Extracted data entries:
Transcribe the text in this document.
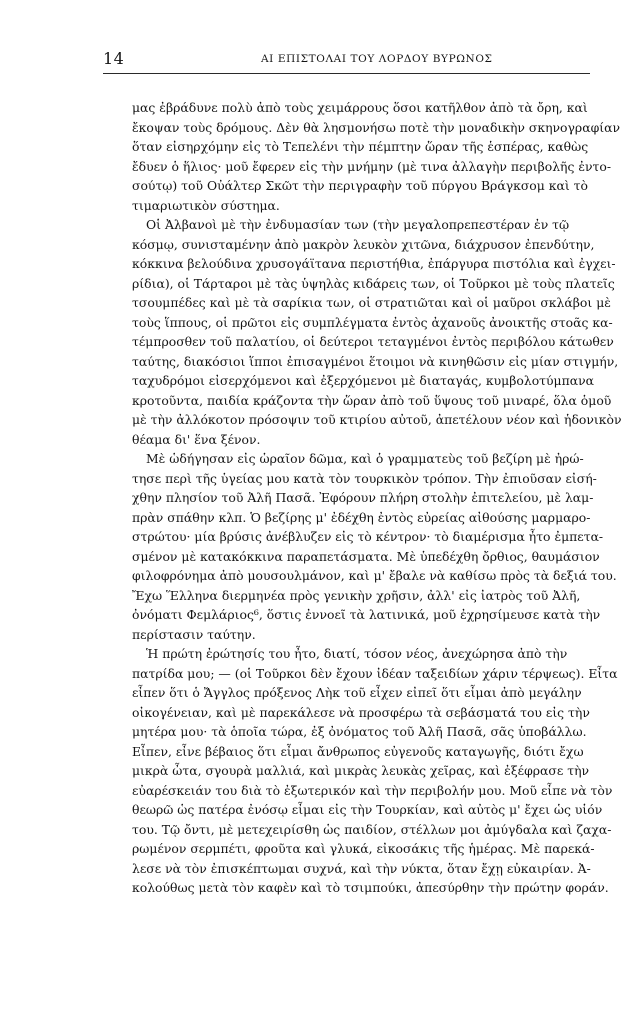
14	ΑΙ ΕΠΙΣΤΟΛΑΙ ΤΟΥ ΛΟΡΔΟΥ ΒΥΡΩΝΟΣ
μας ἐβράδυνε πολὺ ἀπὸ τοὺς χειμάρρους ὅσοι κατῆλθον ἀπὸ τὰ ὄρη, καὶ
ἔκοψαν τοὺς δρόμους. Δὲν θὰ λησμονήσω ποτὲ τὴν μοναδικὴν σκηνογραφίαν
ὅταν εἰσηρχόμην εἰς τὸ Τεπελένι τὴν πέμπτην ὥραν τῆς ἑσπέρας, καθὼς
ἔδυεν ὁ ἥλιος· μοῦ ἔφερεν εἰς τὴν μνήμην (μὲ τινα ἀλλαγὴν περιβολῆς ἐντο-
σούτῳ) τοῦ Οὐάλτερ Σκῶτ τὴν περιγραφὴν τοῦ πύργου Βράγκσομ καὶ τὸ
τιμαριωτικὸν σύστημα.
Οἱ Ἀλβανοὶ μὲ τὴν ἐνδυμασίαν των (τὴν μεγαλοπρεπεστέραν ἐν τῷ
κόσμῳ, συνισταμένην ἀπὸ μακρὸν λευκὸν χιτῶνα, διάχρυσον ἐπενδύτην,
κόκκινα βελούδινα χρυσογάϊτανα περιστήθια, ἐπάργυρα πιστόλια καὶ ἐγχει-
ρίδια), οἱ Τάρταροι μὲ τὰς ὑψηλὰς κιδάρεις των, οἱ Τοῦρκοι μὲ τοὺς πλατεῖς
τσουμπέδες καὶ μὲ τὰ σαρίκια των, οἱ στρατιῶται καὶ οἱ μαῦροι σκλάβοι μὲ
τοὺς ἵππους, οἱ πρῶτοι εἰς συμπλέγματα ἐντὸς ἀχανοῦς ἀνοικτῆς στοᾶς κα-
τέμπροσθεν τοῦ παλατίου, οἱ δεύτεροι τεταγμένοι ἐντὸς περιβόλου κάτωθεν
ταύτης, διακόσιοι ἵπποι ἐπισαγμένοι ἕτοιμοι νὰ κινηθῶσιν εἰς μίαν στιγμήν,
ταχυδρόμοι εἰσερχόμενοι καὶ ἐξερχόμενοι μὲ διαταγάς, κυμβολοτύμπανα
κροτοῦντα, παιδία κράζοντα τὴν ὥραν ἀπὸ τοῦ ὕψους τοῦ μιναρέ, ὅλα ὁμοῦ
μὲ τὴν ἀλλόκοτον πρόσοψιν τοῦ κτιρίου αὐτοῦ, ἀπετέλουν νέον καὶ ἡδονικὸν
θέαμα δι' ἕνα ξένον.
Μὲ ὡδήγησαν εἰς ὡραῖον δῶμα, καὶ ὁ γραμματεὺς τοῦ βεζίρη μὲ ἠρώ-
τησε περὶ τῆς ὑγείας μου κατὰ τὸν τουρκικὸν τρόπον. Τὴν ἐπιοῦσαν εἰσή-
χθην πλησίον τοῦ Ἀλῆ Πασᾶ. Ἐφόρουν πλήρη στολὴν ἐπιτελείου, μὲ λαμ-
πρὰν σπάθην κλπ. Ὁ βεζίρης μ' ἐδέχθη ἐντὸς εὐρείας αἰθούσης μαρμαρο-
στρώτου· μία βρύσις ἀνέβλυζεν εἰς τὸ κέντρον· τὸ διαμέρισμα ἦτο ἐμπετα-
σμένον μὲ κατακόκκινα παραπετάσματα. Μὲ ὑπεδέχθη ὄρθιος, θαυμάσιον
φιλοφρόνημα ἀπὸ μουσουλμάνον, καὶ μ' ἔβαλε νὰ καθίσω πρὸς τὰ δεξιά του.
Ἔχω Ἕλληνα διερμηνέα πρὸς γενικὴν χρῆσιν, ἀλλ' εἰς ἰατρὸς τοῦ Ἀλῆ,
ὀνόματι Φεμλάριος⁶, ὅστις ἐννοεῖ τὰ λατινικά, μοῦ ἐχρησίμευσε κατὰ τὴν
περίστασιν ταύτην.
Ἡ πρώτη ἐρώτησίς του ἦτο, διατί, τόσον νέος, ἀνεχώρησα ἀπὸ τὴν
πατρίδα μου; — (οἱ Τοῦρκοι δὲν ἔχουν ἰδέαν ταξειδίων χάριν τέρψεως). Εἶτα
εἶπεν ὅτι ὁ Ἄγγλος πρόξενος Λὴκ τοῦ εἶχεν εἰπεῖ ὅτι εἶμαι ἀπὸ μεγάλην
οἰκογένειαν, καὶ μὲ παρεκάλεσε νὰ προσφέρω τὰ σεβάσματά του εἰς τὴν
μητέρα μου· τὰ ὁποῖα τώρα, ἐξ ὀνόματος τοῦ Ἀλῆ Πασᾶ, σᾶς ὑποβάλλω.
Εἶπεν, εἶνε βέβαιος ὅτι εἶμαι ἄνθρωπος εὐγενοῦς καταγωγῆς, διότι ἔχω
μικρὰ ὦτα, σγουρὰ μαλλιά, καὶ μικρὰς λευκὰς χεῖρας, καὶ ἐξέφρασε τὴν
εὐαρέσκειάν του διὰ τὸ ἐξωτερικόν καὶ τὴν περιβολήν μου. Μοῦ εἶπε νὰ τὸν
θεωρῶ ὡς πατέρα ἐνόσῳ εἶμαι εἰς τὴν Τουρκίαν, καὶ αὐτὸς μ' ἔχει ὡς υἱόν
του. Τῷ ὄντι, μὲ μετεχειρίσθη ὡς παιδίον, στέλλων μοι ἀμύγδαλα καὶ ζαχα-
ρωμένον σερμπέτι, φροῦτα καὶ γλυκά, εἰκοσάκις τῆς ἡμέρας. Μὲ παρεκά-
λεσε νὰ τὸν ἐπισκέπτωμαι συχνά, καὶ τὴν νύκτα, ὅταν ἔχῃ εὐκαιρίαν. Ἀ-
κολούθως μετὰ τὸν καφὲν καὶ τὸ τσιμπούκι, ἀπεσύρθην τὴν πρώτην φοράν.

▸ **Exercise goal**:
Exclude the pictures, and transcribe all of the material exactly.

▸ **Finished task**:
Transcribe the text in this document.
14	ΑΙ ΕΠΙΣΤΟΛΑΙ ΤΟΥ ΛΟΡΔΟΥ ΒΥΡΩΝΟΣ
μας ἐβράδυνε πολὺ ἀπὸ τοὺς χειμάρρους ὅσοι κατῆλθον ἀπὸ τὰ ὄρη, καὶ
ἔκοψαν τοὺς δρόμους. Δὲν θὰ λησμονήσω ποτὲ τὴν μοναδικὴν σκηνογραφίαν
ὅταν εἰσηρχόμην εἰς τὸ Τεπελένι τὴν πέμπτην ὥραν τῆς ἑσπέρας, καθὼς
ἔδυεν ὁ ἥλιος· μοῦ ἔφερεν εἰς τὴν μνήμην (μὲ τινα ἀλλαγὴν περιβολῆς ἐντο-
σούτῳ) τοῦ Οὐάλτερ Σκῶτ τὴν περιγραφὴν τοῦ πύργου Βράγκσομ καὶ τὸ
τιμαριωτικὸν σύστημα.
Οἱ Ἀλβανοὶ μὲ τὴν ἐνδυμασίαν των (τὴν μεγαλοπρεπεστέραν ἐν τῷ
κόσμῳ, συνισταμένην ἀπὸ μακρὸν λευκὸν χιτῶνα, διάχρυσον ἐπενδύτην,
κόκκινα βελούδινα χρυσογάϊτανα περιστήθια, ἐπάργυρα πιστόλια καὶ ἐγχει-
ρίδια), οἱ Τάρταροι μὲ τὰς ὑψηλὰς κιδάρεις των, οἱ Τοῦρκοι μὲ τοὺς πλατεῖς
τσουμπέδες καὶ μὲ τὰ σαρίκια των, οἱ στρατιῶται καὶ οἱ μαῦροι σκλάβοι μὲ
τοὺς ἵππους, οἱ πρῶτοι εἰς συμπλέγματα ἐντὸς ἀχανοῦς ἀνοικτῆς στοᾶς κα-
τέμπροσθεν τοῦ παλατίου, οἱ δεύτεροι τεταγμένοι ἐντὸς περιβόλου κάτωθεν
ταύτης, διακόσιοι ἵπποι ἐπισαγμένοι ἕτοιμοι νὰ κινηθῶσιν εἰς μίαν στιγμήν,
ταχυδρόμοι εἰσερχόμενοι καὶ ἐξερχόμενοι μὲ διαταγάς, κυμβολοτύμπανα
κροτοῦντα, παιδία κράζοντα τὴν ὥραν ἀπὸ τοῦ ὕψους τοῦ μιναρέ, ὅλα ὁμοῦ
μὲ τὴν ἀλλόκοτον πρόσοψιν τοῦ κτιρίου αὐτοῦ, ἀπετέλουν νέον καὶ ἡδονικὸν
θέαμα δι' ἕνα ξένον.
Μὲ ὡδήγησαν εἰς ὡραῖον δῶμα, καὶ ὁ γραμματεὺς τοῦ βεζίρη μὲ ἠρώ-
τησε περὶ τῆς ὑγείας μου κατὰ τὸν τουρκικὸν τρόπον. Τὴν ἐπιοῦσαν εἰσή-
χθην πλησίον τοῦ Ἀλῆ Πασᾶ. Ἐφόρουν πλήρη στολὴν ἐπιτελείου, μὲ λαμ-
πρὰν σπάθην κλπ. Ὁ βεζίρης μ' ἐδέχθη ἐντὸς εὐρείας αἰθούσης μαρμαρο-
στρώτου· μία βρύσις ἀνέβλυζεν εἰς τὸ κέντρον· τὸ διαμέρισμα ἦτο ἐμπετα-
σμένον μὲ κατακόκκινα παραπετάσματα. Μὲ ὑπεδέχθη ὄρθιος, θαυμάσιον
φιλοφρόνημα ἀπὸ μουσουλμάνον, καὶ μ' ἔβαλε νὰ καθίσω πρὸς τὰ δεξιά του.
Ἔχω Ἕλληνα διερμηνέα πρὸς γενικὴν χρῆσιν, ἀλλ' εἰς ἰατρὸς τοῦ Ἀλῆ,
ὀνόματι Φεμλάριος⁶, ὅστις ἐννοεῖ τὰ λατινικά, μοῦ ἐχρησίμευσε κατὰ τὴν
περίστασιν ταύτην.
Ἡ πρώτη ἐρώτησίς του ἦτο, διατί, τόσον νέος, ἀνεχώρησα ἀπὸ τὴν
πατρίδα μου; — (οἱ Τοῦρκοι δὲν ἔχουν ἰδέαν ταξειδίων χάριν τέρψεως). Εἶτα
εἶπεν ὅτι ὁ Ἄγγλος πρόξενος Λὴκ τοῦ εἶχεν εἰπεῖ ὅτι εἶμαι ἀπὸ μεγάλην
οἰκογένειαν, καὶ μὲ παρεκάλεσε νὰ προσφέρω τὰ σεβάσματά του εἰς τὴν
μητέρα μου· τὰ ὁποῖα τώρα, ἐξ ὀνόματος τοῦ Ἀλῆ Πασᾶ, σᾶς ὑποβάλλω.
Εἶπεν, εἶνε βέβαιος ὅτι εἶμαι ἄνθρωπος εὐγενοῦς καταγωγῆς, διότι ἔχω
μικρὰ ὦτα, σγουρὰ μαλλιά, καὶ μικρὰς λευκὰς χεῖρας, καὶ ἐξέφρασε τὴν
εὐαρέσκειάν του διὰ τὸ ἐξωτερικόν καὶ τὴν περιβολήν μου. Μοῦ εἶπε νὰ τὸν
θεωρῶ ὡς πατέρα ἐνόσῳ εἶμαι εἰς τὴν Τουρκίαν, καὶ αὐτὸς μ' ἔχει ὡς υἱόν
του. Τῷ ὄντι, μὲ μετεχειρίσθη ὡς παιδίον, στέλλων μοι ἀμύγδαλα καὶ ζαχα-
ρωμένον σερμπέτι, φροῦτα καὶ γλυκά, εἰκοσάκις τῆς ἡμέρας. Μὲ παρεκά-
λεσε νὰ τὸν ἐπισκέπτωμαι συχνά, καὶ τὴν νύκτα, ὅταν ἔχῃ εὐκαιρίαν. Ἀ-
κολούθως μετὰ τὸν καφὲν καὶ τὸ τσιμπούκι, ἀπεσύρθην τὴν πρώτην φοράν.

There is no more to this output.